Required work: Take every line from the listing below that includes "Buenrostro" and copy it.

Records to use:
## BEGIN
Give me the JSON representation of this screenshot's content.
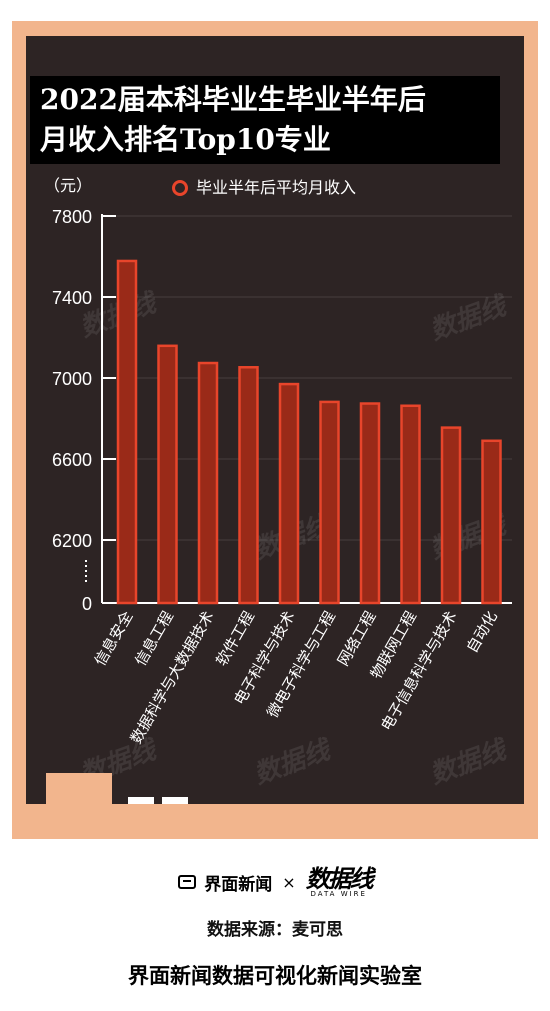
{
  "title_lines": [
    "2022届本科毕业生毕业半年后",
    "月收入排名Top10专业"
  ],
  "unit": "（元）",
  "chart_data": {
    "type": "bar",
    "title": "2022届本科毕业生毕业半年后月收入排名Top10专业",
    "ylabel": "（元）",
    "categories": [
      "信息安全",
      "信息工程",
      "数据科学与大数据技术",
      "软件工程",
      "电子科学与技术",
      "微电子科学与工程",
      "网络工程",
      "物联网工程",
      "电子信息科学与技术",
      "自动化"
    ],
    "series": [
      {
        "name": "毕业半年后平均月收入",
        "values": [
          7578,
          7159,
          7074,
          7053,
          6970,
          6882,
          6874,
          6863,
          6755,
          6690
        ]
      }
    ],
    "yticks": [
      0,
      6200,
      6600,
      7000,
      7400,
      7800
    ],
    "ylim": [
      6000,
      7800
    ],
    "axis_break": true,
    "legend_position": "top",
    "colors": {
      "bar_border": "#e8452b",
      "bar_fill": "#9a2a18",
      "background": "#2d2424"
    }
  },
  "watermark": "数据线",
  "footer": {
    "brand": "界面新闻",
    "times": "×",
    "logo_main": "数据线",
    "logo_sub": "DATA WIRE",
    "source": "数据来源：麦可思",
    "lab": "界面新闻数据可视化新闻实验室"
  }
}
## END
## BEGIN
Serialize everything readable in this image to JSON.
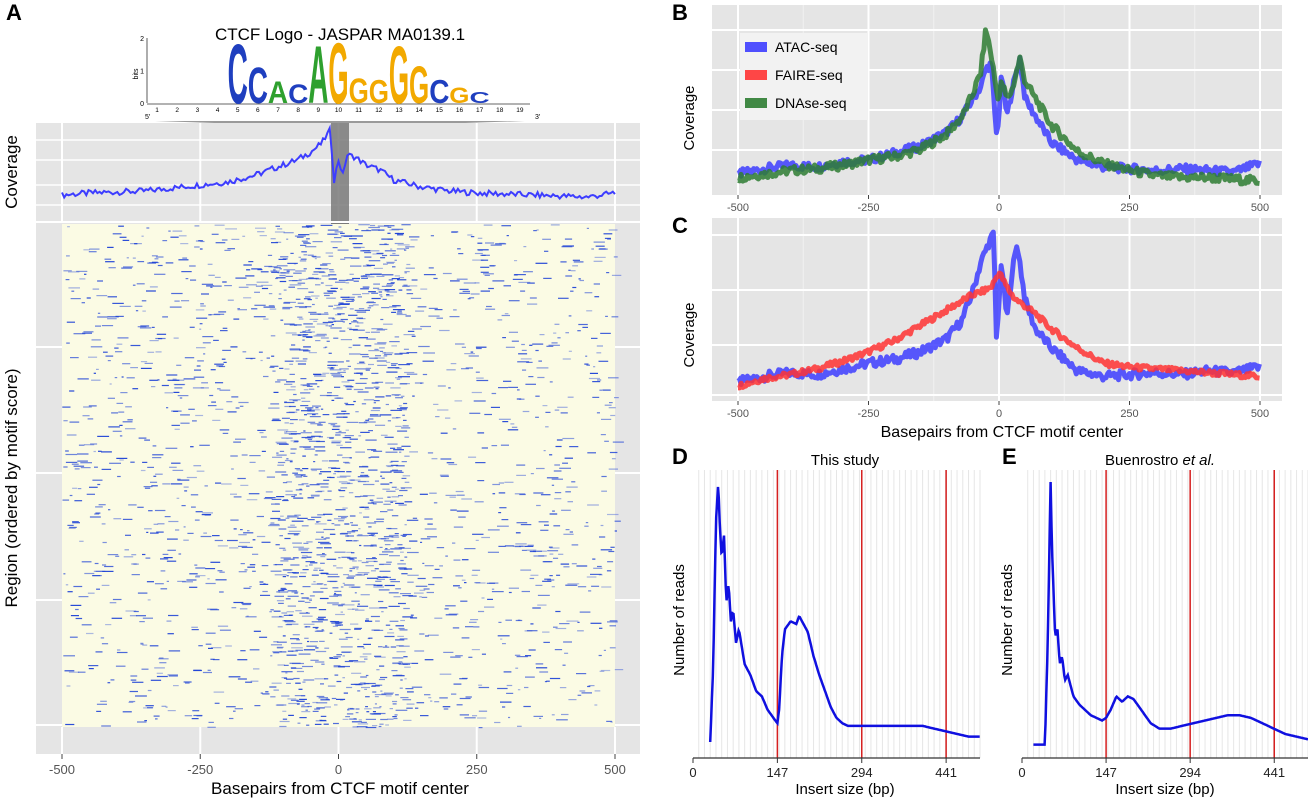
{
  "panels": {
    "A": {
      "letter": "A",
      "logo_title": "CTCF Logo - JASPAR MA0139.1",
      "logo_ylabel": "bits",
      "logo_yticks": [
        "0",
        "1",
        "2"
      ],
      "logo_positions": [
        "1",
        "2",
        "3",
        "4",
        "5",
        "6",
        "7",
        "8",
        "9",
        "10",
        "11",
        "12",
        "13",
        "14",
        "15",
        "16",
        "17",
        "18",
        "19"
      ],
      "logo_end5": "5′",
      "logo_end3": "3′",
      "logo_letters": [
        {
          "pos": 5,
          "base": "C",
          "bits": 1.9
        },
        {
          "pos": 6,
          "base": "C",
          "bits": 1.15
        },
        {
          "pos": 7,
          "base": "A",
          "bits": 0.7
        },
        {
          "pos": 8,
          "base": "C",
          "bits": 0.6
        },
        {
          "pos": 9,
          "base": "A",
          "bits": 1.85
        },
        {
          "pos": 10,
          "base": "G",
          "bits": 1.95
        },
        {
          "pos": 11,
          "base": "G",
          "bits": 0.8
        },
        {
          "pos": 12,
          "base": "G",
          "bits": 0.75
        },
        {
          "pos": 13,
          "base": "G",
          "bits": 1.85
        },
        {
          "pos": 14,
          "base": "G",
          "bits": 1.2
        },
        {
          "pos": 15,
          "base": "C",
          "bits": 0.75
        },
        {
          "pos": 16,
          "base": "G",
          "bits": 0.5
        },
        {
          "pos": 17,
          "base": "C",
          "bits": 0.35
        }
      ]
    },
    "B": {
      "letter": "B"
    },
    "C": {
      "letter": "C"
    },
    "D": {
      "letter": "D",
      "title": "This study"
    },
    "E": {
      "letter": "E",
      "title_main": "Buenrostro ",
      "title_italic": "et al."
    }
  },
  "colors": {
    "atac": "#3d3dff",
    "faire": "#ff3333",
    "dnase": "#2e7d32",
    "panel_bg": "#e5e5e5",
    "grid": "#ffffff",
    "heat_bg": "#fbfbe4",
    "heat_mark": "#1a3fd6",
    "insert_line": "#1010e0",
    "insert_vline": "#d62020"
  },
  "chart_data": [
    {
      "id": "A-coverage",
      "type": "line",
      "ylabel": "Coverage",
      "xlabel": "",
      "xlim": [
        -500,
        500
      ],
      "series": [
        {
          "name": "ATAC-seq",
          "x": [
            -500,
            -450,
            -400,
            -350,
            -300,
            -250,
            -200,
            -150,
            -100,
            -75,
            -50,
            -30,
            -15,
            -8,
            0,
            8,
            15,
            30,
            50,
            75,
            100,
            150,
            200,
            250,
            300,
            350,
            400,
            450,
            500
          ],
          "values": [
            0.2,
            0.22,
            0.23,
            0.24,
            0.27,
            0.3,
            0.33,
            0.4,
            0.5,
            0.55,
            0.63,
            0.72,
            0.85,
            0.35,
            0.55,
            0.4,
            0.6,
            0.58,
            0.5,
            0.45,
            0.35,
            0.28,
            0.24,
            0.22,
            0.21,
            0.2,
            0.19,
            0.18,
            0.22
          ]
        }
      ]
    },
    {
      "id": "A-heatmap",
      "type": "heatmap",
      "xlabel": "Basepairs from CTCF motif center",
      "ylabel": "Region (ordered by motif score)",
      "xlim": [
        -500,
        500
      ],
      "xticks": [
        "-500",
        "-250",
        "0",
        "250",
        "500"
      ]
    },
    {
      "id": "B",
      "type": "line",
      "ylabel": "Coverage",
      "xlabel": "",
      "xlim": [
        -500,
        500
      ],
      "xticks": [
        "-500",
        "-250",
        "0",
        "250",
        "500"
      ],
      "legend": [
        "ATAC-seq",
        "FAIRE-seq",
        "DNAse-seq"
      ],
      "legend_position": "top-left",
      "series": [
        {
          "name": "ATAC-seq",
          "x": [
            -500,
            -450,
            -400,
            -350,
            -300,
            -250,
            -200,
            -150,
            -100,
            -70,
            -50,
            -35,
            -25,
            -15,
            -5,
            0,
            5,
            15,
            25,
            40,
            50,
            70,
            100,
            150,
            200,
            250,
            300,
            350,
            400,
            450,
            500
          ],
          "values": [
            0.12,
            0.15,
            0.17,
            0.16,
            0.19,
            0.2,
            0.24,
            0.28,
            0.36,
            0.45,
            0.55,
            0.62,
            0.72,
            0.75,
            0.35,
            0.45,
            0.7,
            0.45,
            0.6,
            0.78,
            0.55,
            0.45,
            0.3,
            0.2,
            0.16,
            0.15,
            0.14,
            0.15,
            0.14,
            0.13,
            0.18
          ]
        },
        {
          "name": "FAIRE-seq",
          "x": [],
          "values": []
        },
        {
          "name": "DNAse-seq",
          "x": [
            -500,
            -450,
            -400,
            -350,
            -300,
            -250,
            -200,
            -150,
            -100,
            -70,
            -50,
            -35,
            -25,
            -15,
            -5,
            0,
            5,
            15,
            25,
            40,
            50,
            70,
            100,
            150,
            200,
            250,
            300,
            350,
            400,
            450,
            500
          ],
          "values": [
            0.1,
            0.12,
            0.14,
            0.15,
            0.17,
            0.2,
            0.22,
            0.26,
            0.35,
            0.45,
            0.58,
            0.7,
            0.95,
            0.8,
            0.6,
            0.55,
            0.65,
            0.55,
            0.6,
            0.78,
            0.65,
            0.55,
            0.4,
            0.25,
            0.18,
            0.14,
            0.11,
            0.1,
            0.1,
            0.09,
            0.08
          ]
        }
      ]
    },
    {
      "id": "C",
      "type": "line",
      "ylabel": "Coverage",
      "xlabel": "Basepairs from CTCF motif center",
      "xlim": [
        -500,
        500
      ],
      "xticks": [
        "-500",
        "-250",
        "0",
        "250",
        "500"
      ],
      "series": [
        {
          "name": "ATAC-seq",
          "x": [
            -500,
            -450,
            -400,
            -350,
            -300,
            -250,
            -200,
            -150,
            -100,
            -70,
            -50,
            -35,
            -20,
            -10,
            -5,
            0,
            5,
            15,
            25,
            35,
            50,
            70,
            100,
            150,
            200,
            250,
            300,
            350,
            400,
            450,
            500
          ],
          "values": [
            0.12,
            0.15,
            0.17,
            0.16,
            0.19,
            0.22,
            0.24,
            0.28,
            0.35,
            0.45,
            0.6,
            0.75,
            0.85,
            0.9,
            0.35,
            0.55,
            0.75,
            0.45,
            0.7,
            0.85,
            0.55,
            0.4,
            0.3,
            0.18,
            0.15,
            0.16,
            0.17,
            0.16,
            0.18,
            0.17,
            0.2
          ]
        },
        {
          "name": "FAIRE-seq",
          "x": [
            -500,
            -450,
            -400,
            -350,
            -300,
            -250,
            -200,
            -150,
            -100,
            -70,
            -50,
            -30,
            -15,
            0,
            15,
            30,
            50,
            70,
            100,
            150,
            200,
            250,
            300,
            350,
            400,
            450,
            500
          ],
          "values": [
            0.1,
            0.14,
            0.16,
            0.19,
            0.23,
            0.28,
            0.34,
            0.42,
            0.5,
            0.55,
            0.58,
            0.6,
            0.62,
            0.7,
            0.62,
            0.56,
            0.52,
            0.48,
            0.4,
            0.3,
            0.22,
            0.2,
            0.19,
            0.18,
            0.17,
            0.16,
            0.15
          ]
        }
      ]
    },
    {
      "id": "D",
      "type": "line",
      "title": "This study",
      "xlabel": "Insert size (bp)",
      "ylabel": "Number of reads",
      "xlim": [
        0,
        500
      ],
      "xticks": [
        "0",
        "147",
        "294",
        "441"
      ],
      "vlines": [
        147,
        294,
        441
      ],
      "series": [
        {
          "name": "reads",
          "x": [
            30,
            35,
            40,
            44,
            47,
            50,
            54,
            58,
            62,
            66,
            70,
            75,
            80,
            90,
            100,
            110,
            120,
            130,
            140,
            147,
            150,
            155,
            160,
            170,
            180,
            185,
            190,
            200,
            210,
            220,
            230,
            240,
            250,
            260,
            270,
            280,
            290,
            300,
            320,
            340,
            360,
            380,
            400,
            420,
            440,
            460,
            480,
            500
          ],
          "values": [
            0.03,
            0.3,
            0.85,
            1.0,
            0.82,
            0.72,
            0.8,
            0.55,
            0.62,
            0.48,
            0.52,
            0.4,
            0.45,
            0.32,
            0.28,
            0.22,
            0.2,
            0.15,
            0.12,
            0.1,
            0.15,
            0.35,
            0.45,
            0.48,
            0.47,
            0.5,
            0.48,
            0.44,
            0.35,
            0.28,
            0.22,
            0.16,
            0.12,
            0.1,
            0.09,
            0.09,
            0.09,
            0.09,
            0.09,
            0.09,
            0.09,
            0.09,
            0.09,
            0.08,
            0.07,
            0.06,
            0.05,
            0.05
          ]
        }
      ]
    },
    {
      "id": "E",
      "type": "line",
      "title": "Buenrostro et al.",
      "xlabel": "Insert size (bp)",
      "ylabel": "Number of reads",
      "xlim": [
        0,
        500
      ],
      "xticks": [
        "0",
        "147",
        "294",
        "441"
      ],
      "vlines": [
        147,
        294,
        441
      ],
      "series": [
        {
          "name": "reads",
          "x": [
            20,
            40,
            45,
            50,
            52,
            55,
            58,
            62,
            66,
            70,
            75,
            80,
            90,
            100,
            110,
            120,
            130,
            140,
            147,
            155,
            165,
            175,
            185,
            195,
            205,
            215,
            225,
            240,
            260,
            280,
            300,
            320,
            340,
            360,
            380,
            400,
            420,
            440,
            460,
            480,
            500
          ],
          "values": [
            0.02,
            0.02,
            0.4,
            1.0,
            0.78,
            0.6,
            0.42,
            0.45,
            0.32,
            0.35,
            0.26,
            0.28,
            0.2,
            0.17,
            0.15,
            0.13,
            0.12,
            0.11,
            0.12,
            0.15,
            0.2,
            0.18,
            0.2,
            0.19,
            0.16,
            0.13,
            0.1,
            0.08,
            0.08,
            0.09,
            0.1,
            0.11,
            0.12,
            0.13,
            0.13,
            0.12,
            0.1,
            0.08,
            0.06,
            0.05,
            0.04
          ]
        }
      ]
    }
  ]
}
## END
Solution:
      "title_main": "Buenrostro ",
      "title": "Buenrostro et al.",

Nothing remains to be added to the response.